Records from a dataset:
==========

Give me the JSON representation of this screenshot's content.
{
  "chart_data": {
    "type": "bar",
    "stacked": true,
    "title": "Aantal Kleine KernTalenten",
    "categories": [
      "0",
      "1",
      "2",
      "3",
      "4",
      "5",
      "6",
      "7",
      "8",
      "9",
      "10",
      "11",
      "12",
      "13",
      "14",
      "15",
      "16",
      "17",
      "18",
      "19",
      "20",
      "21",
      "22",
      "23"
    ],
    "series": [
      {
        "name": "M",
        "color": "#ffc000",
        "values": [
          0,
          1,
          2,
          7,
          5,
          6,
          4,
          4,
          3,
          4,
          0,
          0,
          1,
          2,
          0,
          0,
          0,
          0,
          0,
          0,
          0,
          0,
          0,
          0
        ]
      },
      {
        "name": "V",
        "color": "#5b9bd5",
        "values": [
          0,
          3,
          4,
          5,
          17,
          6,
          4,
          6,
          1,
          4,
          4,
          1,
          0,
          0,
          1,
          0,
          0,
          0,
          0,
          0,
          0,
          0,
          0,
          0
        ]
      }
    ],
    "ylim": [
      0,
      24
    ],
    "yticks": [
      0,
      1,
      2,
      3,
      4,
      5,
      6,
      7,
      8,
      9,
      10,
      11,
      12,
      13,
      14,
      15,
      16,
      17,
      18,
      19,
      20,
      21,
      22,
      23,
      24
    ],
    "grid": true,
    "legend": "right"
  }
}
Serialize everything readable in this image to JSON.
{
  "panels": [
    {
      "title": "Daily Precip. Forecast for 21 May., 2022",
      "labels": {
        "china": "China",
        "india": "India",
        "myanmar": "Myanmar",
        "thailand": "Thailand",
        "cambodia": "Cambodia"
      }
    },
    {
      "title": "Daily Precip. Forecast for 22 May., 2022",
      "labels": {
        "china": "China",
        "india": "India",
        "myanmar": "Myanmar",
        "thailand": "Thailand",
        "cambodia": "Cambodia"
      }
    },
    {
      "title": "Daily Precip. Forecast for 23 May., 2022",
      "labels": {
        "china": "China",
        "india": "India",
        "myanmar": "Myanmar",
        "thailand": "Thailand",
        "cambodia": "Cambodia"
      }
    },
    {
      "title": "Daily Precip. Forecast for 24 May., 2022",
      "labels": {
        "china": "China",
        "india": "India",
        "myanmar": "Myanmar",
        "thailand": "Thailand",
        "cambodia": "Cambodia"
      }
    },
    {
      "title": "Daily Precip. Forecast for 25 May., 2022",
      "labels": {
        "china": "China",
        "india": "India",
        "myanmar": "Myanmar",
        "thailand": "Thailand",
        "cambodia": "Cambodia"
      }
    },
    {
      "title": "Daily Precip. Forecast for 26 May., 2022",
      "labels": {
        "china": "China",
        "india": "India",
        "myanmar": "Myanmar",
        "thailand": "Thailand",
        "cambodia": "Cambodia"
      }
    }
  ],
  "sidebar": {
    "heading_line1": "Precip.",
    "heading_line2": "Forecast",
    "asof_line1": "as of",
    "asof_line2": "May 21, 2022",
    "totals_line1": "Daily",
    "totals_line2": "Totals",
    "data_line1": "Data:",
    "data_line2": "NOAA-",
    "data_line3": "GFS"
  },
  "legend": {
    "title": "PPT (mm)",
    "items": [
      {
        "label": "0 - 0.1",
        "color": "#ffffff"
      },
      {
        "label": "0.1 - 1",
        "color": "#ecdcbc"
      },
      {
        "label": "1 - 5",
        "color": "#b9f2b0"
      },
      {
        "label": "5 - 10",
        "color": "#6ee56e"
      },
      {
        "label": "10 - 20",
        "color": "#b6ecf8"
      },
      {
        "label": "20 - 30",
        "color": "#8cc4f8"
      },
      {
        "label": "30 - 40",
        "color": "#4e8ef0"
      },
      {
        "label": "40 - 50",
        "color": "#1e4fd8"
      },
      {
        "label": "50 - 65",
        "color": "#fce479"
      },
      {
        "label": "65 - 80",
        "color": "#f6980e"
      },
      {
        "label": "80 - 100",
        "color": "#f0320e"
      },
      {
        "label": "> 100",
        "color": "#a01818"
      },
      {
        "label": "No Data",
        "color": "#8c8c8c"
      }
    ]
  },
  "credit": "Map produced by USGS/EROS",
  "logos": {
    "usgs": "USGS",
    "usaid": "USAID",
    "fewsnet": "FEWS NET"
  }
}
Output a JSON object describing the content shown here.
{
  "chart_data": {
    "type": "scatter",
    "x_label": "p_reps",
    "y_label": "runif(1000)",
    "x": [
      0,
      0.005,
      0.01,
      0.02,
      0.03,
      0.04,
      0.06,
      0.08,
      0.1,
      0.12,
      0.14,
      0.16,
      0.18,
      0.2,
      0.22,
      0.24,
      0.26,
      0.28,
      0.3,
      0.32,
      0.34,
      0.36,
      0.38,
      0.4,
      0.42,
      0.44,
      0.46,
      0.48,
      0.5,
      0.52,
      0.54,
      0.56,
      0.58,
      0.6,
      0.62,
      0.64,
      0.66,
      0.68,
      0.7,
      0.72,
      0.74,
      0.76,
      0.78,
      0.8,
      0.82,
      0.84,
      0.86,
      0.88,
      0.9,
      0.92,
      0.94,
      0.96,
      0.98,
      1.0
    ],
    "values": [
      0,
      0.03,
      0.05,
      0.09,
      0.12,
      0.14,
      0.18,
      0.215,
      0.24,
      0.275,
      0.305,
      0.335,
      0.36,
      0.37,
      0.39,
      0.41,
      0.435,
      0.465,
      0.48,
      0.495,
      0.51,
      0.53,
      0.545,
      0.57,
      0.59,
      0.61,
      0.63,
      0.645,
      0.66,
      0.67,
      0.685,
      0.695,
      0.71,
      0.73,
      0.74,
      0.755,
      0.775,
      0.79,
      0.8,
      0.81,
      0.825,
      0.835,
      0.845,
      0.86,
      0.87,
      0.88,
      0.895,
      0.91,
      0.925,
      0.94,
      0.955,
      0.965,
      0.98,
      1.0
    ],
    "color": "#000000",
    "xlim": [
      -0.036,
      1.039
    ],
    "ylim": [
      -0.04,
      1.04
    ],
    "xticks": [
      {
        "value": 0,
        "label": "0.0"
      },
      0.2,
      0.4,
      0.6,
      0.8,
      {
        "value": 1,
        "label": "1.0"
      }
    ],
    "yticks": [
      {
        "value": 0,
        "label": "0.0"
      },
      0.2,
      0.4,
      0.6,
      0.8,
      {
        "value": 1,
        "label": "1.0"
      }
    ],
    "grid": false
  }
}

==========

Instruction
Please reproduce the entire listing, exactly as shown.

Solution to the exercise
Give me the JSON representation of this screenshot's content.
{
  "chart_data": {
    "type": "bar",
    "stacked": true,
    "title": "Aantal Kleine KernTalenten",
    "categories": [
      "0",
      "1",
      "2",
      "3",
      "4",
      "5",
      "6",
      "7",
      "8",
      "9",
      "10",
      "11",
      "12",
      "13",
      "14",
      "15",
      "16",
      "17",
      "18",
      "19",
      "20",
      "21",
      "22",
      "23"
    ],
    "series": [
      {
        "name": "M",
        "color": "#ffc000",
        "values": [
          0,
          1,
          2,
          7,
          5,
          6,
          4,
          4,
          3,
          4,
          0,
          0,
          1,
          2,
          0,
          0,
          0,
          0,
          0,
          0,
          0,
          0,
          0,
          0
        ]
      },
      {
        "name": "V",
        "color": "#5b9bd5",
        "values": [
          0,
          3,
          4,
          5,
          17,
          6,
          4,
          6,
          1,
          4,
          4,
          1,
          0,
          0,
          1,
          0,
          0,
          0,
          0,
          0,
          0,
          0,
          0,
          0
        ]
      }
    ],
    "ylim": [
      0,
      24
    ],
    "yticks": [
      0,
      1,
      2,
      3,
      4,
      5,
      6,
      7,
      8,
      9,
      10,
      11,
      12,
      13,
      14,
      15,
      16,
      17,
      18,
      19,
      20,
      21,
      22,
      23,
      24
    ],
    "grid": true,
    "legend": "right"
  }
}
Serialize everything readable in this image to JSON.
{
  "panels": [
    {
      "title": "Daily Precip. Forecast for 21 May., 2022",
      "labels": {
        "china": "China",
        "india": "India",
        "myanmar": "Myanmar",
        "thailand": "Thailand",
        "cambodia": "Cambodia"
      }
    },
    {
      "title": "Daily Precip. Forecast for 22 May., 2022",
      "labels": {
        "china": "China",
        "india": "India",
        "myanmar": "Myanmar",
        "thailand": "Thailand",
        "cambodia": "Cambodia"
      }
    },
    {
      "title": "Daily Precip. Forecast for 23 May., 2022",
      "labels": {
        "china": "China",
        "india": "India",
        "myanmar": "Myanmar",
        "thailand": "Thailand",
        "cambodia": "Cambodia"
      }
    },
    {
      "title": "Daily Precip. Forecast for 24 May., 2022",
      "labels": {
        "china": "China",
        "india": "India",
        "myanmar": "Myanmar",
        "thailand": "Thailand",
        "cambodia": "Cambodia"
      }
    },
    {
      "title": "Daily Precip. Forecast for 25 May., 2022",
      "labels": {
        "china": "China",
        "india": "India",
        "myanmar": "Myanmar",
        "thailand": "Thailand",
        "cambodia": "Cambodia"
      }
    },
    {
      "title": "Daily Precip. Forecast for 26 May., 2022",
      "labels": {
        "china": "China",
        "india": "India",
        "myanmar": "Myanmar",
        "thailand": "Thailand",
        "cambodia": "Cambodia"
      }
    }
  ],
  "sidebar": {
    "heading_line1": "Precip.",
    "heading_line2": "Forecast",
    "asof_line1": "as of",
    "asof_line2": "May 21, 2022",
    "totals_line1": "Daily",
    "totals_line2": "Totals",
    "data_line1": "Data:",
    "data_line2": "NOAA-",
    "data_line3": "GFS"
  },
  "legend": {
    "title": "PPT (mm)",
    "items": [
      {
        "label": "0 - 0.1",
        "color": "#ffffff"
      },
      {
        "label": "0.1 - 1",
        "color": "#ecdcbc"
      },
      {
        "label": "1 - 5",
        "color": "#b9f2b0"
      },
      {
        "label": "5 - 10",
        "color": "#6ee56e"
      },
      {
        "label": "10 - 20",
        "color": "#b6ecf8"
      },
      {
        "label": "20 - 30",
        "color": "#8cc4f8"
      },
      {
        "label": "30 - 40",
        "color": "#4e8ef0"
      },
      {
        "label": "40 - 50",
        "color": "#1e4fd8"
      },
      {
        "label": "50 - 65",
        "color": "#fce479"
      },
      {
        "label": "65 - 80",
        "color": "#f6980e"
      },
      {
        "label": "80 - 100",
        "color": "#f0320e"
      },
      {
        "label": "> 100",
        "color": "#a01818"
      },
      {
        "label": "No Data",
        "color": "#8c8c8c"
      }
    ]
  },
  "credit": "Map produced by USGS/EROS",
  "logos": {
    "usgs": "USGS",
    "usaid": "USAID",
    "fewsnet": "FEWS NET"
  }
}
Output a JSON object describing the content shown here.
{
  "chart_data": {
    "type": "scatter",
    "x_label": "p_reps",
    "y_label": "runif(1000)",
    "x": [
      0,
      0.005,
      0.01,
      0.02,
      0.03,
      0.04,
      0.06,
      0.08,
      0.1,
      0.12,
      0.14,
      0.16,
      0.18,
      0.2,
      0.22,
      0.24,
      0.26,
      0.28,
      0.3,
      0.32,
      0.34,
      0.36,
      0.38,
      0.4,
      0.42,
      0.44,
      0.46,
      0.48,
      0.5,
      0.52,
      0.54,
      0.56,
      0.58,
      0.6,
      0.62,
      0.64,
      0.66,
      0.68,
      0.7,
      0.72,
      0.74,
      0.76,
      0.78,
      0.8,
      0.82,
      0.84,
      0.86,
      0.88,
      0.9,
      0.92,
      0.94,
      0.96,
      0.98,
      1.0
    ],
    "values": [
      0,
      0.03,
      0.05,
      0.09,
      0.12,
      0.14,
      0.18,
      0.215,
      0.24,
      0.275,
      0.305,
      0.335,
      0.36,
      0.37,
      0.39,
      0.41,
      0.435,
      0.465,
      0.48,
      0.495,
      0.51,
      0.53,
      0.545,
      0.57,
      0.59,
      0.61,
      0.63,
      0.645,
      0.66,
      0.67,
      0.685,
      0.695,
      0.71,
      0.73,
      0.74,
      0.755,
      0.775,
      0.79,
      0.8,
      0.81,
      0.825,
      0.835,
      0.845,
      0.86,
      0.87,
      0.88,
      0.895,
      0.91,
      0.925,
      0.94,
      0.955,
      0.965,
      0.98,
      1.0
    ],
    "color": "#000000",
    "xlim": [
      -0.036,
      1.039
    ],
    "ylim": [
      -0.04,
      1.04
    ],
    "xticks": [
      {
        "value": 0,
        "label": "0.0"
      },
      0.2,
      0.4,
      0.6,
      0.8,
      {
        "value": 1,
        "label": "1.0"
      }
    ],
    "yticks": [
      {
        "value": 0,
        "label": "0.0"
      },
      0.2,
      0.4,
      0.6,
      0.8,
      {
        "value": 1,
        "label": "1.0"
      }
    ],
    "grid": false
  }
}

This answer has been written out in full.